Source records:

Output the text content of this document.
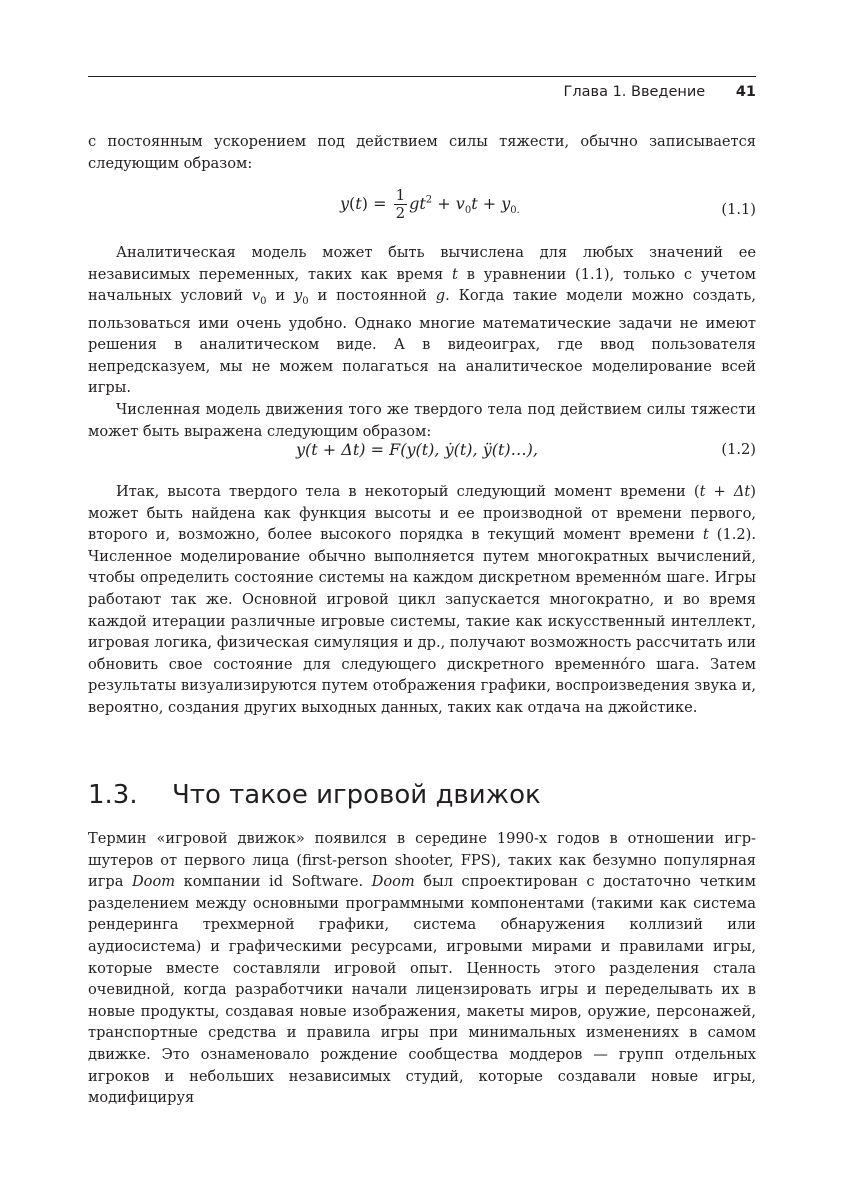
Глава 1. Введение 41

с постоянным ускорением под действием силы тяжести, обычно записывается следующим образом:

$y(t) = \frac{1}{2} gt^2 + v_0t + y_{0.}$	(1.1)

Аналитическая модель может быть вычислена для любых значений ее независимых переменных, таких как время t в уравнении (1.1), только с учетом начальных условий $v_0$ и $y_0$ и постоянной g. Когда такие модели можно создать, пользоваться ими очень удобно. Однако многие математические задачи не имеют решения в аналитическом виде. А в видеоиграх, где ввод пользователя непредсказуем, мы не можем полагаться на аналитическое моделирование всей игры.

Численная модель движения того же твердого тела под действием силы тяжести может быть выражена следующим образом:

y(t + Δt) = F(y(t), ẏ(t), ÿ(t)…),	(1.2)

Итак, высота твердого тела в некоторый следующий момент времени (t + Δt) может быть найдена как функция высоты и ее производной от времени первого, второго и, возможно, более высокого порядка в текущий момент времени t (1.2). Численное моделирование обычно выполняется путем многократных вычислений, чтобы определить состояние системы на каждом дискретном временно́м шаге. Игры работают так же. Основной игровой цикл запускается многократно, и во время каждой итерации различные игровые системы, такие как искусственный интеллект, игровая логика, физическая симуляция и др., получают возможность рассчитать или обновить свое состояние для следующего дискретного временно́го шага. Затем результаты визуализируются путем отображения графики, воспроизведения звука и, вероятно, создания других выходных данных, таких как отдача на джойстике.

1.3. Что такое игровой движок

Термин «игровой движок» появился в середине 1990-х годов в отношении игр-шутеров от первого лица (first-person shooter, FPS), таких как безумно популярная игра Doom компании id Software. Doom был спроектирован с достаточно четким разделением между основными программными компонентами (такими как система рендеринга трехмерной графики, система обнаружения коллизий или аудиосистема) и графическими ресурсами, игровыми мирами и правилами игры, которые вместе составляли игровой опыт. Ценность этого разделения стала очевидной, когда разработчики начали лицензировать игры и переделывать их в новые продукты, создавая новые изображения, макеты миров, оружие, персонажей, транспортные средства и правила игры при минимальных изменениях в самом движке. Это ознаменовало рождение сообщества моддеров — групп отдельных игроков и небольших независимых студий, которые создавали новые игры, модифицируя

Task description: Drop the images and repeat the data exactly.

Final answer:
Output the text content of this document.
Глава 1. Введение 41

с постоянным ускорением под действием силы тяжести, обычно записывается следующим образом:

$y(t) = \frac{1}{2} gt^2 + v_0t + y_{0.}$	(1.1)

Аналитическая модель может быть вычислена для любых значений ее независимых переменных, таких как время t в уравнении (1.1), только с учетом начальных условий $v_0$ и $y_0$ и постоянной g. Когда такие модели можно создать, пользоваться ими очень удобно. Однако многие математические задачи не имеют решения в аналитическом виде. А в видеоиграх, где ввод пользователя непредсказуем, мы не можем полагаться на аналитическое моделирование всей игры.

Численная модель движения того же твердого тела под действием силы тяжести может быть выражена следующим образом:

y(t + Δt) = F(y(t), ẏ(t), ÿ(t)…),	(1.2)

Итак, высота твердого тела в некоторый следующий момент времени (t + Δt) может быть найдена как функция высоты и ее производной от времени первого, второго и, возможно, более высокого порядка в текущий момент времени t (1.2). Численное моделирование обычно выполняется путем многократных вычислений, чтобы определить состояние системы на каждом дискретном временно́м шаге. Игры работают так же. Основной игровой цикл запускается многократно, и во время каждой итерации различные игровые системы, такие как искусственный интеллект, игровая логика, физическая симуляция и др., получают возможность рассчитать или обновить свое состояние для следующего дискретного временно́го шага. Затем результаты визуализируются путем отображения графики, воспроизведения звука и, вероятно, создания других выходных данных, таких как отдача на джойстике.

1.3. Что такое игровой движок

Термин «игровой движок» появился в середине 1990-х годов в отношении игр-шутеров от первого лица (first-person shooter, FPS), таких как безумно популярная игра Doom компании id Software. Doom был спроектирован с достаточно четким разделением между основными программными компонентами (такими как система рендеринга трехмерной графики, система обнаружения коллизий или аудиосистема) и графическими ресурсами, игровыми мирами и правилами игры, которые вместе составляли игровой опыт. Ценность этого разделения стала очевидной, когда разработчики начали лицензировать игры и переделывать их в новые продукты, создавая новые изображения, макеты миров, оружие, персонажей, транспортные средства и правила игры при минимальных изменениях в самом движке. Это ознаменовало рождение сообщества моддеров — групп отдельных игроков и небольших независимых студий, которые создавали новые игры, модифицируя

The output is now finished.